* [SET PROBLEM] Gather all lines in the entries that include the word "this".

* [TASK INPUTS]
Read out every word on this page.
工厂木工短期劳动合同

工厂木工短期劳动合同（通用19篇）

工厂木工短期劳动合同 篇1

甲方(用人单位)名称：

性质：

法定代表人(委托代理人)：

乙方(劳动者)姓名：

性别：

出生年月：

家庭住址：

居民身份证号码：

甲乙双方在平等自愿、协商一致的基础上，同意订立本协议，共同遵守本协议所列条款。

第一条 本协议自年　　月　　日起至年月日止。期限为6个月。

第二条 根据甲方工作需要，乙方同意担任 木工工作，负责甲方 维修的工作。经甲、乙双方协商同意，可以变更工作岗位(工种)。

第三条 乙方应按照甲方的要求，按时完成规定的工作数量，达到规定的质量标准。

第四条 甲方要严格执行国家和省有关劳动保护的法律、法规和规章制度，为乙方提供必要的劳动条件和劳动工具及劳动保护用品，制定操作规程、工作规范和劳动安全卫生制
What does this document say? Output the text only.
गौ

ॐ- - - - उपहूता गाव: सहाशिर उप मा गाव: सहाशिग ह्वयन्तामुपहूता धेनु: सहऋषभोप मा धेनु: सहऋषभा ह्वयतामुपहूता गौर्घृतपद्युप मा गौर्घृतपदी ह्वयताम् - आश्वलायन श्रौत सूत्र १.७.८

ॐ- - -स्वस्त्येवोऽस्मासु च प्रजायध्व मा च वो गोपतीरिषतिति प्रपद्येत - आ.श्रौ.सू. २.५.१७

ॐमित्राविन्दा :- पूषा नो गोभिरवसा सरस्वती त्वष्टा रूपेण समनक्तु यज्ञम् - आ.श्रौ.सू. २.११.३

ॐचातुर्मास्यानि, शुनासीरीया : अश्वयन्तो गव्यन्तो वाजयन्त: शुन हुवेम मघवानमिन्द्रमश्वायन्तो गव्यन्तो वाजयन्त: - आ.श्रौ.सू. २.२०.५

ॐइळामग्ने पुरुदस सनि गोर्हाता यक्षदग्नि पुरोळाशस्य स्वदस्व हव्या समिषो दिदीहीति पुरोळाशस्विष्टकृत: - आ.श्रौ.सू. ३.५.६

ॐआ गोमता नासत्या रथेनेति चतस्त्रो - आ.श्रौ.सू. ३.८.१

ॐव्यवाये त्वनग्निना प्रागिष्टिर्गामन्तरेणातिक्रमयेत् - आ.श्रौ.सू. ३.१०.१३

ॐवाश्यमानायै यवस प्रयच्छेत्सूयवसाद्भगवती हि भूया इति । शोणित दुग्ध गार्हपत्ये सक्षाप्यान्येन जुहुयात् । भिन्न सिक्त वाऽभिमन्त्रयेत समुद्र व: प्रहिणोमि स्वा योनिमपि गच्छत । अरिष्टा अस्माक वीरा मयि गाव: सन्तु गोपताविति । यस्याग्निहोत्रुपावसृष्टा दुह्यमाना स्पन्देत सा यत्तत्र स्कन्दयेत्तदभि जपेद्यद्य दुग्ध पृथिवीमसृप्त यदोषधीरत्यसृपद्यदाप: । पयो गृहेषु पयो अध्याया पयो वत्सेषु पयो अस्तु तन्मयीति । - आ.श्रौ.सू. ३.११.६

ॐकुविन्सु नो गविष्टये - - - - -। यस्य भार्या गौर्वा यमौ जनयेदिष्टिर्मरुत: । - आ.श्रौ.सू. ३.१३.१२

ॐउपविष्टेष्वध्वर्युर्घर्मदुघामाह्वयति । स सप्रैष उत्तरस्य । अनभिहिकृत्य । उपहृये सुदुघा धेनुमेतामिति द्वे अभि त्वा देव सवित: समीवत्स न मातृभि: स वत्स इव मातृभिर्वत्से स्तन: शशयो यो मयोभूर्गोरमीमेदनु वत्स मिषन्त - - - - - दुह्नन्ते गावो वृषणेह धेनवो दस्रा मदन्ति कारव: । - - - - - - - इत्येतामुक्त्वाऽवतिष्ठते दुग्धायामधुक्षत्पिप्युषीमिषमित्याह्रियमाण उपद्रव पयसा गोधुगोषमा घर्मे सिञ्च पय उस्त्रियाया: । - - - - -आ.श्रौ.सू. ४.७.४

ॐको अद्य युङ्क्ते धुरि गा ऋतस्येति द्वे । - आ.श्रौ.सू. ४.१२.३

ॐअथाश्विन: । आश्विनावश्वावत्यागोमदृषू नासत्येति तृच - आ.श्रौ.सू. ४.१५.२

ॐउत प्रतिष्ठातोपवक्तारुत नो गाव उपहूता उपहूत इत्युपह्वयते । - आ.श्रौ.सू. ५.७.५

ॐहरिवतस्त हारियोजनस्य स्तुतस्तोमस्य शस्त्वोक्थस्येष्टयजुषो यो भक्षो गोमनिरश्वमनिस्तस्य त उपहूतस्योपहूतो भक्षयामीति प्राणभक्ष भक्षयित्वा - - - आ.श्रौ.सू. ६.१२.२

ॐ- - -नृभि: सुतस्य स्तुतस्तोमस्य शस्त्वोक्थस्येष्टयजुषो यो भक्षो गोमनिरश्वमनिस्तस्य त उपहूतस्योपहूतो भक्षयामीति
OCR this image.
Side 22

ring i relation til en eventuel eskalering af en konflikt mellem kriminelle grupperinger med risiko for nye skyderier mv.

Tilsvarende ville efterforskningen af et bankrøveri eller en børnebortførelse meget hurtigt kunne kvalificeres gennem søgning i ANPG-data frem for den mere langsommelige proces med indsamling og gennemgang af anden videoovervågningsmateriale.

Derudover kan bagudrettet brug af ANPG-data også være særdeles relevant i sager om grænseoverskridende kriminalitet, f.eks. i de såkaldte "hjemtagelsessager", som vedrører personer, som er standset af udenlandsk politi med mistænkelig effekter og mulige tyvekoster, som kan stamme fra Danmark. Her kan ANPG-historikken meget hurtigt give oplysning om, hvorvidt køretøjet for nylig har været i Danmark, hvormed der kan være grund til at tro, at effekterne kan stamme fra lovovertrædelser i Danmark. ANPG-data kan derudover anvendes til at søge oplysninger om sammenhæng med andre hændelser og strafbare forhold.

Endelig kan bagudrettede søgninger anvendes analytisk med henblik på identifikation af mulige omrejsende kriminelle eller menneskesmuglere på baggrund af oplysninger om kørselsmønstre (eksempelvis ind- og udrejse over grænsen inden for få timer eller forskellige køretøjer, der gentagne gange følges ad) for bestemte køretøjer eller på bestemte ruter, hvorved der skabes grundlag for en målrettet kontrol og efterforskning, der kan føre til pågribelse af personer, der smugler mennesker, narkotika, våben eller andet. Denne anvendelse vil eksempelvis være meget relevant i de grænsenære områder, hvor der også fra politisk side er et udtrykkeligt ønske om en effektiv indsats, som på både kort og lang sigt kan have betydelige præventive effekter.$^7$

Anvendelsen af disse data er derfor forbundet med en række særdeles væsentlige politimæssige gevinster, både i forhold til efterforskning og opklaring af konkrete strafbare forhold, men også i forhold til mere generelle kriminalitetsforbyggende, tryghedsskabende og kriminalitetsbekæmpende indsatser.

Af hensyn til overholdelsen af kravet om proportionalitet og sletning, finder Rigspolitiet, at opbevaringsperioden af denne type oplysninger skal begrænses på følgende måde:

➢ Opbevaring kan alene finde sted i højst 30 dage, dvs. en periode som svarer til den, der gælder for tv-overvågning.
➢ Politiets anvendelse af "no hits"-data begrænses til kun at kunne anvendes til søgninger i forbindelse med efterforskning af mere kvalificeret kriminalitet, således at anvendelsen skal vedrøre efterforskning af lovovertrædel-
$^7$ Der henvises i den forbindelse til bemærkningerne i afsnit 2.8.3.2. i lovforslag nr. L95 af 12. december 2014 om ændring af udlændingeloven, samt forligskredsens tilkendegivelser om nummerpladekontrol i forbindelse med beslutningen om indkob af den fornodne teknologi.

* [EXERCISE RESPONSE]
Read out every word on this page.
What does this document say? Output the text only.
OCR this image.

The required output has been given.